* Start *

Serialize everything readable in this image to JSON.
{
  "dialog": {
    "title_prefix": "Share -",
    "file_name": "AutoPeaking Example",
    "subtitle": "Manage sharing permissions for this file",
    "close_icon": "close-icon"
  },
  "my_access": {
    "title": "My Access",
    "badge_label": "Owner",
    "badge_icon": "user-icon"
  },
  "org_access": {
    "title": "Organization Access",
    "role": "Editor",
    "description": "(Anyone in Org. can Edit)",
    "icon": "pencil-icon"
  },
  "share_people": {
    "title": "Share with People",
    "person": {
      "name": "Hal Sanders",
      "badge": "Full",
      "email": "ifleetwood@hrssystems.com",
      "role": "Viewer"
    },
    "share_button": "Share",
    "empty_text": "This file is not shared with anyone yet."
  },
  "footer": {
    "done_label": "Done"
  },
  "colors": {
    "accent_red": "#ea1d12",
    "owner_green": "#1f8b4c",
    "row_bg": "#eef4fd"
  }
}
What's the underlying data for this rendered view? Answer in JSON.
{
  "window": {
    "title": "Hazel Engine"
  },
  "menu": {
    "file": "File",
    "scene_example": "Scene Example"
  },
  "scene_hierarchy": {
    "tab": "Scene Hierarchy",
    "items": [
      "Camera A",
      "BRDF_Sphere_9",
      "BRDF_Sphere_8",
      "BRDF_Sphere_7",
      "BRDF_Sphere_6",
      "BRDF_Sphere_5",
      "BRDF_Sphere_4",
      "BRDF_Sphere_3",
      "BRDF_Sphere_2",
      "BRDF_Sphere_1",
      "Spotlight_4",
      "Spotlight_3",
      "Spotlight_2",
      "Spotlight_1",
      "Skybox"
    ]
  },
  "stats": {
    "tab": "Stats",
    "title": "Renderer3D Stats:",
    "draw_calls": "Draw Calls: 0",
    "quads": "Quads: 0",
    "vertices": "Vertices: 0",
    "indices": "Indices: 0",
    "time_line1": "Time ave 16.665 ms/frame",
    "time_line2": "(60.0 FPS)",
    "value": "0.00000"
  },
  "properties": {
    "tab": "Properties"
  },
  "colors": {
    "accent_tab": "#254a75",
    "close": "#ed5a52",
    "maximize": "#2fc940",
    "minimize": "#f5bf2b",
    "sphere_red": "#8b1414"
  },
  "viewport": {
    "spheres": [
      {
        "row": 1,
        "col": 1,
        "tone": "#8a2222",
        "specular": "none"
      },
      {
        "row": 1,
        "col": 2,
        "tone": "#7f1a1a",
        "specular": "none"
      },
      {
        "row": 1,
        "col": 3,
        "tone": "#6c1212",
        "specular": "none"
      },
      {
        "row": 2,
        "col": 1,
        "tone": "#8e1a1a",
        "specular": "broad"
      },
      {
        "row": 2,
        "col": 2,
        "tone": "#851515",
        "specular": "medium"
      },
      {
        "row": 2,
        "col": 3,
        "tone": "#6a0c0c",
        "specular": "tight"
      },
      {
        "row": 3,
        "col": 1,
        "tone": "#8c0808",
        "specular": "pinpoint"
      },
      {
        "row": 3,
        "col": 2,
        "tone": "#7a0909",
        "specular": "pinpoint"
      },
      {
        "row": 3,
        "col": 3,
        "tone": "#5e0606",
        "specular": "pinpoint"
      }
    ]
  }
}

* End *

:: Short problem ::
Set down the material above again, word for word.

:: Solution below ::
Serialize everything readable in this image to JSON.
{
  "dialog": {
    "title_prefix": "Share -",
    "file_name": "AutoPeaking Example",
    "subtitle": "Manage sharing permissions for this file",
    "close_icon": "close-icon"
  },
  "my_access": {
    "title": "My Access",
    "badge_label": "Owner",
    "badge_icon": "user-icon"
  },
  "org_access": {
    "title": "Organization Access",
    "role": "Editor",
    "description": "(Anyone in Org. can Edit)",
    "icon": "pencil-icon"
  },
  "share_people": {
    "title": "Share with People",
    "person": {
      "name": "Hal Sanders",
      "badge": "Full",
      "email": "ifleetwood@hrssystems.com",
      "role": "Viewer"
    },
    "share_button": "Share",
    "empty_text": "This file is not shared with anyone yet."
  },
  "footer": {
    "done_label": "Done"
  },
  "colors": {
    "accent_red": "#ea1d12",
    "owner_green": "#1f8b4c",
    "row_bg": "#eef4fd"
  }
}
What's the underlying data for this rendered view? Answer in JSON.
{
  "window": {
    "title": "Hazel Engine"
  },
  "menu": {
    "file": "File",
    "scene_example": "Scene Example"
  },
  "scene_hierarchy": {
    "tab": "Scene Hierarchy",
    "items": [
      "Camera A",
      "BRDF_Sphere_9",
      "BRDF_Sphere_8",
      "BRDF_Sphere_7",
      "BRDF_Sphere_6",
      "BRDF_Sphere_5",
      "BRDF_Sphere_4",
      "BRDF_Sphere_3",
      "BRDF_Sphere_2",
      "BRDF_Sphere_1",
      "Spotlight_4",
      "Spotlight_3",
      "Spotlight_2",
      "Spotlight_1",
      "Skybox"
    ]
  },
  "stats": {
    "tab": "Stats",
    "title": "Renderer3D Stats:",
    "draw_calls": "Draw Calls: 0",
    "quads": "Quads: 0",
    "vertices": "Vertices: 0",
    "indices": "Indices: 0",
    "time_line1": "Time ave 16.665 ms/frame",
    "time_line2": "(60.0 FPS)",
    "value": "0.00000"
  },
  "properties": {
    "tab": "Properties"
  },
  "colors": {
    "accent_tab": "#254a75",
    "close": "#ed5a52",
    "maximize": "#2fc940",
    "minimize": "#f5bf2b",
    "sphere_red": "#8b1414"
  },
  "viewport": {
    "spheres": [
      {
        "row": 1,
        "col": 1,
        "tone": "#8a2222",
        "specular": "none"
      },
      {
        "row": 1,
        "col": 2,
        "tone": "#7f1a1a",
        "specular": "none"
      },
      {
        "row": 1,
        "col": 3,
        "tone": "#6c1212",
        "specular": "none"
      },
      {
        "row": 2,
        "col": 1,
        "tone": "#8e1a1a",
        "specular": "broad"
      },
      {
        "row": 2,
        "col": 2,
        "tone": "#851515",
        "specular": "medium"
      },
      {
        "row": 2,
        "col": 3,
        "tone": "#6a0c0c",
        "specular": "tight"
      },
      {
        "row": 3,
        "col": 1,
        "tone": "#8c0808",
        "specular": "pinpoint"
      },
      {
        "row": 3,
        "col": 2,
        "tone": "#7a0909",
        "specular": "pinpoint"
      },
      {
        "row": 3,
        "col": 3,
        "tone": "#5e0606",
        "specular": "pinpoint"
      }
    ]
  }
}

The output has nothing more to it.